TASK TO CARRY OUT
Scan the listing below. Report each line that includes "ylabel".

SOURCE DATA
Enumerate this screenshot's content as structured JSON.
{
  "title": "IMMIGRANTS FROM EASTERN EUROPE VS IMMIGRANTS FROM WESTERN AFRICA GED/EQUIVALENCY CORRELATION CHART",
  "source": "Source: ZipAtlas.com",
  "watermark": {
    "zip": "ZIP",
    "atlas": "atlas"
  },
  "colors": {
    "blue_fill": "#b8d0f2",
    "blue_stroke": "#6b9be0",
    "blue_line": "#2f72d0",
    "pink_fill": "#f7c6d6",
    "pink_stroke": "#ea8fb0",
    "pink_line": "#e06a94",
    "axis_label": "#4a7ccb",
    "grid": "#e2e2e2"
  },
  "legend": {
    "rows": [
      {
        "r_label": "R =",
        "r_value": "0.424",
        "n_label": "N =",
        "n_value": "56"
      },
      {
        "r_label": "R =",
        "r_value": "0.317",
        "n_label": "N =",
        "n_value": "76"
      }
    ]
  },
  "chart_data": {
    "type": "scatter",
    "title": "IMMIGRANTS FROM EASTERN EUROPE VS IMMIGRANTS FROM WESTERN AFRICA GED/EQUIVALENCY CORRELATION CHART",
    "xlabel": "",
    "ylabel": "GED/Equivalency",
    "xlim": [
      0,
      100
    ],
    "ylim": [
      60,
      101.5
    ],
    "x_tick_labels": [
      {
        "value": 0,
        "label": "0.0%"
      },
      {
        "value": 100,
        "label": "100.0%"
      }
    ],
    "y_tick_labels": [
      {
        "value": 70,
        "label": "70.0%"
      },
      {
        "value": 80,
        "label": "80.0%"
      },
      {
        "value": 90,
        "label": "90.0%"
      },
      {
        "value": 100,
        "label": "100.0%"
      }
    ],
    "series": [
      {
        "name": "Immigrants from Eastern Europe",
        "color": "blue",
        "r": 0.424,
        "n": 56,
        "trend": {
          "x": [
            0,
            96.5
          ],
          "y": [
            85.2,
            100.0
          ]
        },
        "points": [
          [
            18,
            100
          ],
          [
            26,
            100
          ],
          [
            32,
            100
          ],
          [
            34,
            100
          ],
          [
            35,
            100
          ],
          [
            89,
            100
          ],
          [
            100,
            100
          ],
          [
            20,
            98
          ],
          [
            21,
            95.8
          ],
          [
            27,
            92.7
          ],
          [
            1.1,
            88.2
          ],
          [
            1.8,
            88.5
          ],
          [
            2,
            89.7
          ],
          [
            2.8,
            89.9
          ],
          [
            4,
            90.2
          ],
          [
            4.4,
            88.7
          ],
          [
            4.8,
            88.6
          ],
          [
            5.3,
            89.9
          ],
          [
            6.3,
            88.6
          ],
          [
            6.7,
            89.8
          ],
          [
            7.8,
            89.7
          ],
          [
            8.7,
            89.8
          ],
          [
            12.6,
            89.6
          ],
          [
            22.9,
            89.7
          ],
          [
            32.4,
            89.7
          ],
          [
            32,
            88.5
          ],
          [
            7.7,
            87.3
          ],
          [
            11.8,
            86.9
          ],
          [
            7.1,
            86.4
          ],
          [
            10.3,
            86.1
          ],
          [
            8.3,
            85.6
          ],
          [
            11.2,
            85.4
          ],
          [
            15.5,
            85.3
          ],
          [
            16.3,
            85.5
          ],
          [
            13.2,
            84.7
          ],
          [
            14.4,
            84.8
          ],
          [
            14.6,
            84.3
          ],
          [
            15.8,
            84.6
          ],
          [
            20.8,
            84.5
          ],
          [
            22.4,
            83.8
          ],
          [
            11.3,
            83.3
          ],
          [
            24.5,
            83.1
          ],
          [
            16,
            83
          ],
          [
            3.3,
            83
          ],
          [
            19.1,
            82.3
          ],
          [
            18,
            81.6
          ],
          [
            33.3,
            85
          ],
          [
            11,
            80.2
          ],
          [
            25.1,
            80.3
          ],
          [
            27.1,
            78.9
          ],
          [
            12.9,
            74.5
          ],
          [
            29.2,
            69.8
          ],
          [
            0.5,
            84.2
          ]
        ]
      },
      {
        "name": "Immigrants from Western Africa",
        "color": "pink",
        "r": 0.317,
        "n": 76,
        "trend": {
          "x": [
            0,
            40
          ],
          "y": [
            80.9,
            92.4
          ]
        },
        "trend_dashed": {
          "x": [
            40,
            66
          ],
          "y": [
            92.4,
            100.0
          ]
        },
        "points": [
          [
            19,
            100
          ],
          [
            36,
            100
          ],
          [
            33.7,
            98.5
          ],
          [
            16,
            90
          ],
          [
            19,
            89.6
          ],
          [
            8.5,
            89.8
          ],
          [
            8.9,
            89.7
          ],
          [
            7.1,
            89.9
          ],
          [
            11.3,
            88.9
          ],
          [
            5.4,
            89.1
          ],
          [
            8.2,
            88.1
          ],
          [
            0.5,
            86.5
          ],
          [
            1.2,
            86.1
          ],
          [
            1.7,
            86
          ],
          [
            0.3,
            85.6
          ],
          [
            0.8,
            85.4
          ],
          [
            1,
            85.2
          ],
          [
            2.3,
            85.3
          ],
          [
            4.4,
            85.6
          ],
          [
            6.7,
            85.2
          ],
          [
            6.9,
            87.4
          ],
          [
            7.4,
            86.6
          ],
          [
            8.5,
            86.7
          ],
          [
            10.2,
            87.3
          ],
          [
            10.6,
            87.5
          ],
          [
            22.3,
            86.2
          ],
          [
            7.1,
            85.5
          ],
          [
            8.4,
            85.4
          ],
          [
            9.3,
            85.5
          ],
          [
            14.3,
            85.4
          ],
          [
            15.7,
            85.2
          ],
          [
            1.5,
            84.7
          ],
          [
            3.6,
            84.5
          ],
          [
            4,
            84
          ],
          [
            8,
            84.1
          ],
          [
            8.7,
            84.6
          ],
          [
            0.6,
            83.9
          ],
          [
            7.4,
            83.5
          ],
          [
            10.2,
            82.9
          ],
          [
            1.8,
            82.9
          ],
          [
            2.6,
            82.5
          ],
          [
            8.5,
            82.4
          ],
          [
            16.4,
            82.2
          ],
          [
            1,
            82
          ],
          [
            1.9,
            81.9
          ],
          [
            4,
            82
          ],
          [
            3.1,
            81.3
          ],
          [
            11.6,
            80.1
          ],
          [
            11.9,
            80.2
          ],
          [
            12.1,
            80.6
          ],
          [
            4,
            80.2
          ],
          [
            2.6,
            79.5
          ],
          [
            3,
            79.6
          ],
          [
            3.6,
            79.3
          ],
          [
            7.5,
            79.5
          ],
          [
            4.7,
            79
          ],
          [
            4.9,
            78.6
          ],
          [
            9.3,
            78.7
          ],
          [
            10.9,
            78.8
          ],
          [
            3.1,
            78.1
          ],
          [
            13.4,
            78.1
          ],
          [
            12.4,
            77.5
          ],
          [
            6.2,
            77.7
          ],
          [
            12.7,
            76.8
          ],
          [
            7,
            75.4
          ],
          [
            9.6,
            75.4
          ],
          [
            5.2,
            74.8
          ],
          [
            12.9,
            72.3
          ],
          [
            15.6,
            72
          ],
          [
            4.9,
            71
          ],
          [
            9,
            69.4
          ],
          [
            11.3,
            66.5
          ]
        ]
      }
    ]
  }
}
...
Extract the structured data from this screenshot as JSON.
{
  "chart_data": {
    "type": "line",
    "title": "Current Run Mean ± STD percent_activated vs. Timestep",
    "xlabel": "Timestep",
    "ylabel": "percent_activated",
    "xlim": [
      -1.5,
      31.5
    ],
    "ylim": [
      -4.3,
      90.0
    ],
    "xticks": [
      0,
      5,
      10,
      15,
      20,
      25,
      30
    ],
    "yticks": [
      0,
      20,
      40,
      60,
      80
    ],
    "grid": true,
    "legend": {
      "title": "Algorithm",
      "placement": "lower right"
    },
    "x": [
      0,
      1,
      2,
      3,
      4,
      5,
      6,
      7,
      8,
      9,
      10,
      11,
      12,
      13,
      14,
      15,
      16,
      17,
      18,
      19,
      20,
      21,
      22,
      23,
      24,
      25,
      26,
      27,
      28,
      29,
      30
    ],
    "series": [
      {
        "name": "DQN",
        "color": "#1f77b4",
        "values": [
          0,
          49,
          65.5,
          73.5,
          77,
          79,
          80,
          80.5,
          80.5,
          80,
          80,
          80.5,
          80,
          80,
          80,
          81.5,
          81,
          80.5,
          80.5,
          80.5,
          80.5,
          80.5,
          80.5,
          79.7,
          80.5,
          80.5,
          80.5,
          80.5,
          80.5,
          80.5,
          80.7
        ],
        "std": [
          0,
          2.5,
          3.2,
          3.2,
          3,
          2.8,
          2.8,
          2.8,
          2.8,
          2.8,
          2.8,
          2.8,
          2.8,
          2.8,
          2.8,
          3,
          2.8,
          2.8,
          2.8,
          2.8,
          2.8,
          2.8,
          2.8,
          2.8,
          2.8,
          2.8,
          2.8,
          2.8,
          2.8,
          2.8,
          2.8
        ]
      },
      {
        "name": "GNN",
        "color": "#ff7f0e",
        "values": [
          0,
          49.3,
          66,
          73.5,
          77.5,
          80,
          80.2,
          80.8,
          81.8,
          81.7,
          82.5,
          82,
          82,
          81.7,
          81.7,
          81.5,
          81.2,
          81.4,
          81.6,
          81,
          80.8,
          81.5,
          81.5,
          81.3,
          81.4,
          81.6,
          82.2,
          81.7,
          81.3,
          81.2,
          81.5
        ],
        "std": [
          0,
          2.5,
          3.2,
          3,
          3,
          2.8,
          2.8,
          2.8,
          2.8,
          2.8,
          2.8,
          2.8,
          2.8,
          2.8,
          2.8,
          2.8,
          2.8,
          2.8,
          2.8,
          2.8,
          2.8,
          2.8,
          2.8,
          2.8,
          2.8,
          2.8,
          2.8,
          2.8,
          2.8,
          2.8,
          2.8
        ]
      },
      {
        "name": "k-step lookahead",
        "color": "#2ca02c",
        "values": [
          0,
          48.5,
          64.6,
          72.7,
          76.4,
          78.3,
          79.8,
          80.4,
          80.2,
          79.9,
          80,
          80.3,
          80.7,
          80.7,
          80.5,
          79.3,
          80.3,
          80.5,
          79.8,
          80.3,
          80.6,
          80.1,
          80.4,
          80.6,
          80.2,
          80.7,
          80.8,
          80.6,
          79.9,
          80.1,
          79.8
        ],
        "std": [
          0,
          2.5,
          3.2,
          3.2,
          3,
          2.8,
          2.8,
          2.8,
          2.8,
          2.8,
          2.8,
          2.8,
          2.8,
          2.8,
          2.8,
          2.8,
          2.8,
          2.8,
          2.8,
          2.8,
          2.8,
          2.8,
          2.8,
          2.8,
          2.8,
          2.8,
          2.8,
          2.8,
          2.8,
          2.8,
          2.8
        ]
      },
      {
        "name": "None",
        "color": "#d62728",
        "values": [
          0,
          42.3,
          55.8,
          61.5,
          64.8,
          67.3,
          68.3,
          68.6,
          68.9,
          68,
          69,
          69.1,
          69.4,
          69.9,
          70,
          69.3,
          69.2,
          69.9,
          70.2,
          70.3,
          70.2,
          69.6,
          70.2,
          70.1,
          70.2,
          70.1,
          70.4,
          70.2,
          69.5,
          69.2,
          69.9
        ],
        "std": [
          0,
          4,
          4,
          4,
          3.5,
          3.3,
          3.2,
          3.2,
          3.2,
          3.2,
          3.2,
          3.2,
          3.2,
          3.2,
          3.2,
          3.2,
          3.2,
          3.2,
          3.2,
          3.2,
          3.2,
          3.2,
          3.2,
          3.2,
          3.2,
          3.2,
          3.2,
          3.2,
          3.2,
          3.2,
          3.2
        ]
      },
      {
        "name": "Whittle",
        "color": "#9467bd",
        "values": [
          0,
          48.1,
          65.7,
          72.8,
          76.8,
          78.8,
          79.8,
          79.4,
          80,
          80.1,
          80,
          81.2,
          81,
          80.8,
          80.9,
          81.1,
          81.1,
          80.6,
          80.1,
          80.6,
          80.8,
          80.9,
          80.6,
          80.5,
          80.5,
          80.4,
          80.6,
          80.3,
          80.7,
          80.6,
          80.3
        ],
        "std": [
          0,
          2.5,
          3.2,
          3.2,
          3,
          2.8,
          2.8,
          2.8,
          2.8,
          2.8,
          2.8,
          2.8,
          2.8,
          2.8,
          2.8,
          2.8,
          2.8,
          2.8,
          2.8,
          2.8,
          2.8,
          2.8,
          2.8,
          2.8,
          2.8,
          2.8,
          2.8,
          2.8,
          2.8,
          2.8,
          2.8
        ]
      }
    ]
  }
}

RESPONSE
    "ylabel": "GED/Equivalency",
    "ylabel": "percent_activated",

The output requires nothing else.